_REQUEST_
The listing below must be repeated word for word, with its images excluded.

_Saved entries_
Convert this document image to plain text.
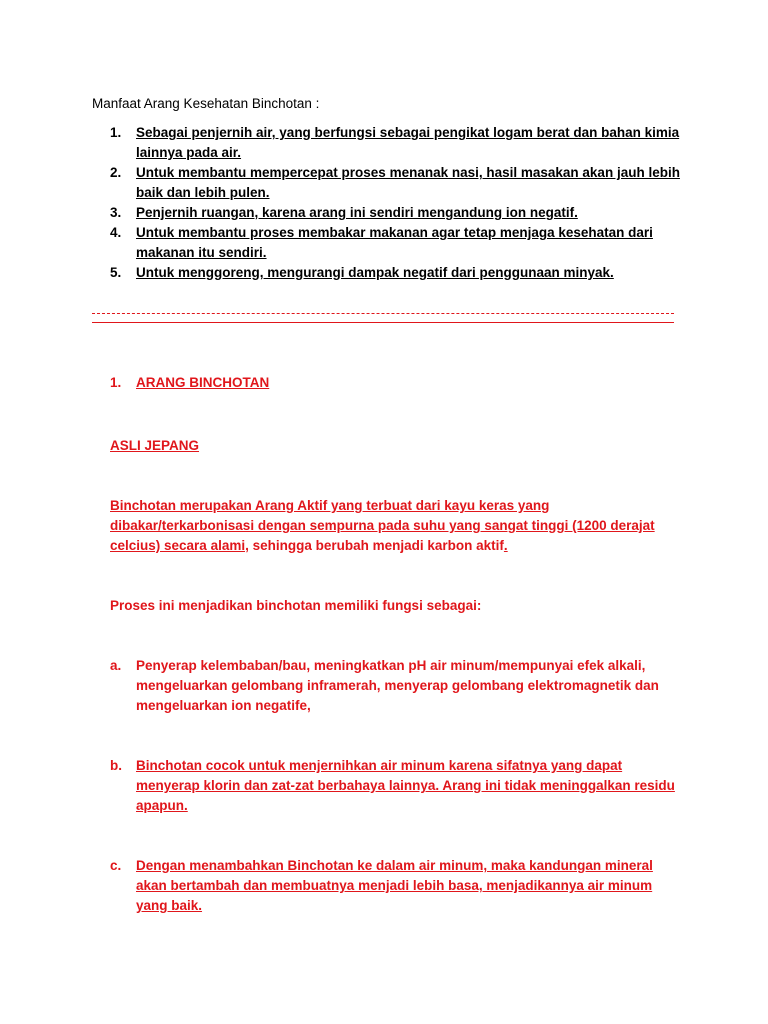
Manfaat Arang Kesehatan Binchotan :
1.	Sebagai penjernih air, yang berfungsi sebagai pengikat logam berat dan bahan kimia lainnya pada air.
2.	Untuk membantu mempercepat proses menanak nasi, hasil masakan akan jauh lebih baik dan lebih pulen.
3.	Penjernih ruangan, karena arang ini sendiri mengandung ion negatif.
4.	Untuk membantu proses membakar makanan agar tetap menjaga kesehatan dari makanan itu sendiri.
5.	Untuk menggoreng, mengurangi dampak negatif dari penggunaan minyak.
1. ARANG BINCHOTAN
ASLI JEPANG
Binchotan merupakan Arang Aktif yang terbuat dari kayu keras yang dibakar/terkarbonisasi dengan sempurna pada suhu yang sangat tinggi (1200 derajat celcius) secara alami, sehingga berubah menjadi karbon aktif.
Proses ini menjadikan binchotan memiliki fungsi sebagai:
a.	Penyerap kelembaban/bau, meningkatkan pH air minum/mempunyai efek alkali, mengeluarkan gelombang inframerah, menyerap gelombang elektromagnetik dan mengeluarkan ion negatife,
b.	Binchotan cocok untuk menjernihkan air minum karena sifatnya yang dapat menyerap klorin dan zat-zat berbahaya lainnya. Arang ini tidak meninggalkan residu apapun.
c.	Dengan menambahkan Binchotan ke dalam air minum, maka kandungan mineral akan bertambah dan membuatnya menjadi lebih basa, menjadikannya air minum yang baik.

_WRITTEN SOLUTION_
Convert this document image to plain text.
Manfaat Arang Kesehatan Binchotan :
1.	Sebagai penjernih air, yang berfungsi sebagai pengikat logam berat dan bahan kimia lainnya pada air.
2.	Untuk membantu mempercepat proses menanak nasi, hasil masakan akan jauh lebih baik dan lebih pulen.
3.	Penjernih ruangan, karena arang ini sendiri mengandung ion negatif.
4.	Untuk membantu proses membakar makanan agar tetap menjaga kesehatan dari makanan itu sendiri.
5.	Untuk menggoreng, mengurangi dampak negatif dari penggunaan minyak.
1. ARANG BINCHOTAN
ASLI JEPANG
Binchotan merupakan Arang Aktif yang terbuat dari kayu keras yang dibakar/terkarbonisasi dengan sempurna pada suhu yang sangat tinggi (1200 derajat celcius) secara alami, sehingga berubah menjadi karbon aktif.
Proses ini menjadikan binchotan memiliki fungsi sebagai:
a.	Penyerap kelembaban/bau, meningkatkan pH air minum/mempunyai efek alkali, mengeluarkan gelombang inframerah, menyerap gelombang elektromagnetik dan mengeluarkan ion negatife,
b.	Binchotan cocok untuk menjernihkan air minum karena sifatnya yang dapat menyerap klorin dan zat-zat berbahaya lainnya. Arang ini tidak meninggalkan residu apapun.
c.	Dengan menambahkan Binchotan ke dalam air minum, maka kandungan mineral akan bertambah dan membuatnya menjadi lebih basa, menjadikannya air minum yang baik.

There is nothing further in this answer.